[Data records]
* start *

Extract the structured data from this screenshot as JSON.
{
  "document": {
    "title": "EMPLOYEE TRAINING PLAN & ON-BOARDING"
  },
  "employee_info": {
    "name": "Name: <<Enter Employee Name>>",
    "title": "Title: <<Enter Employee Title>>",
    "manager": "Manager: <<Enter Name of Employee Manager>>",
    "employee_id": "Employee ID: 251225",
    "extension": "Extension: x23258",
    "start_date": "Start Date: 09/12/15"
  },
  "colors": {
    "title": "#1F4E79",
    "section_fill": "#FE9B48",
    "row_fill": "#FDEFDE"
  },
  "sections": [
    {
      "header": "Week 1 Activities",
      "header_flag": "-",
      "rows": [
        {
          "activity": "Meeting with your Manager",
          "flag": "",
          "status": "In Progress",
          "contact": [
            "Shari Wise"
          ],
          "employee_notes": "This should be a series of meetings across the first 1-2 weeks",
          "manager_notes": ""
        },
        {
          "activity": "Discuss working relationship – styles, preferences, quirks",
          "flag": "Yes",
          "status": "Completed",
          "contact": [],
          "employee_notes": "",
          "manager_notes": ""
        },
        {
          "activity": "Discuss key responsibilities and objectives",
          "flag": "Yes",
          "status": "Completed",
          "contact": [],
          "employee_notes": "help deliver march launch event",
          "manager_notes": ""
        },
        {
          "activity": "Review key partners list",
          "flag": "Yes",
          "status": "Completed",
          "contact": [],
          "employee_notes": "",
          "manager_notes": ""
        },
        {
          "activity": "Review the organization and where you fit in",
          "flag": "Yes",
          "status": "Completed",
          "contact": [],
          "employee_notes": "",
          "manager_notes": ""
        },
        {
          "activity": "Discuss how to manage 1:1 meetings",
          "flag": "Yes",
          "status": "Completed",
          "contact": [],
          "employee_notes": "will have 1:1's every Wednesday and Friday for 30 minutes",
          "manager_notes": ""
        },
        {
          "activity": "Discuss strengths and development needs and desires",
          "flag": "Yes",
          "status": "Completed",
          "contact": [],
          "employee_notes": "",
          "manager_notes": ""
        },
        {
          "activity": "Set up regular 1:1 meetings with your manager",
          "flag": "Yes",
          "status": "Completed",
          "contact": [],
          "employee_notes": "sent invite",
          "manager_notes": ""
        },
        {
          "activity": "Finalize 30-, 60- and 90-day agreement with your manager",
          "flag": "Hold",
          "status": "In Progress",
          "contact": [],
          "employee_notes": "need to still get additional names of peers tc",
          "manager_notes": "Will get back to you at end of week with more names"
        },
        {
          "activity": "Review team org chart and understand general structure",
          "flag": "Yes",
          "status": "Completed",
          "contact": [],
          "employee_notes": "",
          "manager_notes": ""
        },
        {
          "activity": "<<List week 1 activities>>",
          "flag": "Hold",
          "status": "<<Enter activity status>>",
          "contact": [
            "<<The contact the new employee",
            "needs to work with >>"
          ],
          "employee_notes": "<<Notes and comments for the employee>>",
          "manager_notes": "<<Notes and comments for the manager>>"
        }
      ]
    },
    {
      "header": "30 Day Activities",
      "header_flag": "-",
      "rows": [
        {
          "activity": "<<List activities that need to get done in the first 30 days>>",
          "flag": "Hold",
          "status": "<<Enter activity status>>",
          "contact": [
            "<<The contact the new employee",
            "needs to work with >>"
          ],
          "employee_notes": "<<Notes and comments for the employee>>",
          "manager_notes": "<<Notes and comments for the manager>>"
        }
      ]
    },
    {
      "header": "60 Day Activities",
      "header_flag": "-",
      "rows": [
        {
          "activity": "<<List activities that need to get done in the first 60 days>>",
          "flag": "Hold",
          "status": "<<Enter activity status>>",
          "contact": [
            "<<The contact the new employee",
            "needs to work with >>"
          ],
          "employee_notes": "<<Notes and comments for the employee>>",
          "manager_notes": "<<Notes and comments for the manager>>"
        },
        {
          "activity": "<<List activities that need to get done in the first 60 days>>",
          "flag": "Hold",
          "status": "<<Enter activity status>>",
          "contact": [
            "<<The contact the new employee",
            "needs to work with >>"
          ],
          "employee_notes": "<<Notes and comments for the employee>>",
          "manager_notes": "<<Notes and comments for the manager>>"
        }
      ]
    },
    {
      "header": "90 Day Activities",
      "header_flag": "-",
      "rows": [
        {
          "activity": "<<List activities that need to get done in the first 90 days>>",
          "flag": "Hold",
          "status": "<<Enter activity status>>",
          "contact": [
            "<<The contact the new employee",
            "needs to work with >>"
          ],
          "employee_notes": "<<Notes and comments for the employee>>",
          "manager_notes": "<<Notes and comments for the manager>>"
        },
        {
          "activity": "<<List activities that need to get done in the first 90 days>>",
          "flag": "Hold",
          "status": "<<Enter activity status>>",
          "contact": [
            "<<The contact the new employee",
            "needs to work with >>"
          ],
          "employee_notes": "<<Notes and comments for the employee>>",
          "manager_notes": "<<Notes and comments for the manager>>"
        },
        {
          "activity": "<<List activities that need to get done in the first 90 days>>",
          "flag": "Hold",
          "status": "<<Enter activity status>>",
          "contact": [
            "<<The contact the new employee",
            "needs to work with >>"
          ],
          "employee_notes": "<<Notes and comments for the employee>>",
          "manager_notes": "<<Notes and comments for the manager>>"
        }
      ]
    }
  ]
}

* end *

* [INSTRUCTIONS TO FOLLOW]
Type out the entries again, word for word.

* [EXERCISE RESPONSE]
Extract the structured data from this screenshot as JSON.
{
  "document": {
    "title": "EMPLOYEE TRAINING PLAN & ON-BOARDING"
  },
  "employee_info": {
    "name": "Name: <<Enter Employee Name>>",
    "title": "Title: <<Enter Employee Title>>",
    "manager": "Manager: <<Enter Name of Employee Manager>>",
    "employee_id": "Employee ID: 251225",
    "extension": "Extension: x23258",
    "start_date": "Start Date: 09/12/15"
  },
  "colors": {
    "title": "#1F4E79",
    "section_fill": "#FE9B48",
    "row_fill": "#FDEFDE"
  },
  "sections": [
    {
      "header": "Week 1 Activities",
      "header_flag": "-",
      "rows": [
        {
          "activity": "Meeting with your Manager",
          "flag": "",
          "status": "In Progress",
          "contact": [
            "Shari Wise"
          ],
          "employee_notes": "This should be a series of meetings across the first 1-2 weeks",
          "manager_notes": ""
        },
        {
          "activity": "Discuss working relationship – styles, preferences, quirks",
          "flag": "Yes",
          "status": "Completed",
          "contact": [],
          "employee_notes": "",
          "manager_notes": ""
        },
        {
          "activity": "Discuss key responsibilities and objectives",
          "flag": "Yes",
          "status": "Completed",
          "contact": [],
          "employee_notes": "help deliver march launch event",
          "manager_notes": ""
        },
        {
          "activity": "Review key partners list",
          "flag": "Yes",
          "status": "Completed",
          "contact": [],
          "employee_notes": "",
          "manager_notes": ""
        },
        {
          "activity": "Review the organization and where you fit in",
          "flag": "Yes",
          "status": "Completed",
          "contact": [],
          "employee_notes": "",
          "manager_notes": ""
        },
        {
          "activity": "Discuss how to manage 1:1 meetings",
          "flag": "Yes",
          "status": "Completed",
          "contact": [],
          "employee_notes": "will have 1:1's every Wednesday and Friday for 30 minutes",
          "manager_notes": ""
        },
        {
          "activity": "Discuss strengths and development needs and desires",
          "flag": "Yes",
          "status": "Completed",
          "contact": [],
          "employee_notes": "",
          "manager_notes": ""
        },
        {
          "activity": "Set up regular 1:1 meetings with your manager",
          "flag": "Yes",
          "status": "Completed",
          "contact": [],
          "employee_notes": "sent invite",
          "manager_notes": ""
        },
        {
          "activity": "Finalize 30-, 60- and 90-day agreement with your manager",
          "flag": "Hold",
          "status": "In Progress",
          "contact": [],
          "employee_notes": "need to still get additional names of peers tc",
          "manager_notes": "Will get back to you at end of week with more names"
        },
        {
          "activity": "Review team org chart and understand general structure",
          "flag": "Yes",
          "status": "Completed",
          "contact": [],
          "employee_notes": "",
          "manager_notes": ""
        },
        {
          "activity": "<<List week 1 activities>>",
          "flag": "Hold",
          "status": "<<Enter activity status>>",
          "contact": [
            "<<The contact the new employee",
            "needs to work with >>"
          ],
          "employee_notes": "<<Notes and comments for the employee>>",
          "manager_notes": "<<Notes and comments for the manager>>"
        }
      ]
    },
    {
      "header": "30 Day Activities",
      "header_flag": "-",
      "rows": [
        {
          "activity": "<<List activities that need to get done in the first 30 days>>",
          "flag": "Hold",
          "status": "<<Enter activity status>>",
          "contact": [
            "<<The contact the new employee",
            "needs to work with >>"
          ],
          "employee_notes": "<<Notes and comments for the employee>>",
          "manager_notes": "<<Notes and comments for the manager>>"
        }
      ]
    },
    {
      "header": "60 Day Activities",
      "header_flag": "-",
      "rows": [
        {
          "activity": "<<List activities that need to get done in the first 60 days>>",
          "flag": "Hold",
          "status": "<<Enter activity status>>",
          "contact": [
            "<<The contact the new employee",
            "needs to work with >>"
          ],
          "employee_notes": "<<Notes and comments for the employee>>",
          "manager_notes": "<<Notes and comments for the manager>>"
        },
        {
          "activity": "<<List activities that need to get done in the first 60 days>>",
          "flag": "Hold",
          "status": "<<Enter activity status>>",
          "contact": [
            "<<The contact the new employee",
            "needs to work with >>"
          ],
          "employee_notes": "<<Notes and comments for the employee>>",
          "manager_notes": "<<Notes and comments for the manager>>"
        }
      ]
    },
    {
      "header": "90 Day Activities",
      "header_flag": "-",
      "rows": [
        {
          "activity": "<<List activities that need to get done in the first 90 days>>",
          "flag": "Hold",
          "status": "<<Enter activity status>>",
          "contact": [
            "<<The contact the new employee",
            "needs to work with >>"
          ],
          "employee_notes": "<<Notes and comments for the employee>>",
          "manager_notes": "<<Notes and comments for the manager>>"
        },
        {
          "activity": "<<List activities that need to get done in the first 90 days>>",
          "flag": "Hold",
          "status": "<<Enter activity status>>",
          "contact": [
            "<<The contact the new employee",
            "needs to work with >>"
          ],
          "employee_notes": "<<Notes and comments for the employee>>",
          "manager_notes": "<<Notes and comments for the manager>>"
        },
        {
          "activity": "<<List activities that need to get done in the first 90 days>>",
          "flag": "Hold",
          "status": "<<Enter activity status>>",
          "contact": [
            "<<The contact the new employee",
            "needs to work with >>"
          ],
          "employee_notes": "<<Notes and comments for the employee>>",
          "manager_notes": "<<Notes and comments for the manager>>"
        }
      ]
    }
  ]
}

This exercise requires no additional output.